INSTRUCTION — Starting at the line with "Convert this chart", transcribe each line through the final one, both included, and add nothing.

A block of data

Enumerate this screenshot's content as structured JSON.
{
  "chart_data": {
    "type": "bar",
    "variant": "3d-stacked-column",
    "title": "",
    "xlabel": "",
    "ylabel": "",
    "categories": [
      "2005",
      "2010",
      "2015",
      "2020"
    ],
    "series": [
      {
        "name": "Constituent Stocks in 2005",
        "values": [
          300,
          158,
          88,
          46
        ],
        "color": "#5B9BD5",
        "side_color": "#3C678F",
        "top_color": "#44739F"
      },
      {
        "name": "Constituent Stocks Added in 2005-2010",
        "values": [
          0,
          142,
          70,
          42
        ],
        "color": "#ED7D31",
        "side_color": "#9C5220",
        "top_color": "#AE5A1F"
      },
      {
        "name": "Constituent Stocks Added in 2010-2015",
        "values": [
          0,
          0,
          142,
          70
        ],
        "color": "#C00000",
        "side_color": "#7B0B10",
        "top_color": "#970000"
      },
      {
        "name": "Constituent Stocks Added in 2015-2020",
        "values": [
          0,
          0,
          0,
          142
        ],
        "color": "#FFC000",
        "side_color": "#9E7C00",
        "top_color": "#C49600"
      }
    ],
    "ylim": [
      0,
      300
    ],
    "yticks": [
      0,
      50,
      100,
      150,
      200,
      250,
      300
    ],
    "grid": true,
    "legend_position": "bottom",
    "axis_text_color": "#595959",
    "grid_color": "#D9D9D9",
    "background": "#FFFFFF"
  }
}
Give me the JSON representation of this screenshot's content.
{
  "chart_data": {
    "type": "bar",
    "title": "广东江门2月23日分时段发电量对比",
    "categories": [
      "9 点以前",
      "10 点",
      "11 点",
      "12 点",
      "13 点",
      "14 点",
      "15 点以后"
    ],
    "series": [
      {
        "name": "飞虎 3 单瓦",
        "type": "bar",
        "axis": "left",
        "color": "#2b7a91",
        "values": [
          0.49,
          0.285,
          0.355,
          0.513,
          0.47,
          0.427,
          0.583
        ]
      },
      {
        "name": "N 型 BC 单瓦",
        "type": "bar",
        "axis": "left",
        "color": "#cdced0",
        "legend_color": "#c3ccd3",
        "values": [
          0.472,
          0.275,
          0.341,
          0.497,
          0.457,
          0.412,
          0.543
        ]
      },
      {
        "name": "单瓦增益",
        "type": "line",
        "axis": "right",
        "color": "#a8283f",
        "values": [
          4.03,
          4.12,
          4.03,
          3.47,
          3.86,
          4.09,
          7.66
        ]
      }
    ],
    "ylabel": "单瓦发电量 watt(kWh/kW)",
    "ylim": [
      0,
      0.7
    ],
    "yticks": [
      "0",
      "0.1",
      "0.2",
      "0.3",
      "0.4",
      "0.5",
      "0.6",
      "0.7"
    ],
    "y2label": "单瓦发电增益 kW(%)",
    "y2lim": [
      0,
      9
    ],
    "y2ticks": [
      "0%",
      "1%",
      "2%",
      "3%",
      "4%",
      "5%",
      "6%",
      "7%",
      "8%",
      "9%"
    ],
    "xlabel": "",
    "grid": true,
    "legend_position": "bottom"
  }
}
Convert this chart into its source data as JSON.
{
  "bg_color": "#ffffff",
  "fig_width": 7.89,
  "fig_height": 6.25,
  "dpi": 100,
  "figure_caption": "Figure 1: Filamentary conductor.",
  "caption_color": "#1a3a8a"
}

ANSWER TO THIS EXERCISE —
Convert this chart into its source data as JSON.
{
  "bg_color": "#ffffff",
  "fig_width": 7.89,
  "fig_height": 6.25,
  "dpi": 100,
  "figure_caption": "Figure 1: Filamentary conductor.",
  "caption_color": "#1a3a8a"
}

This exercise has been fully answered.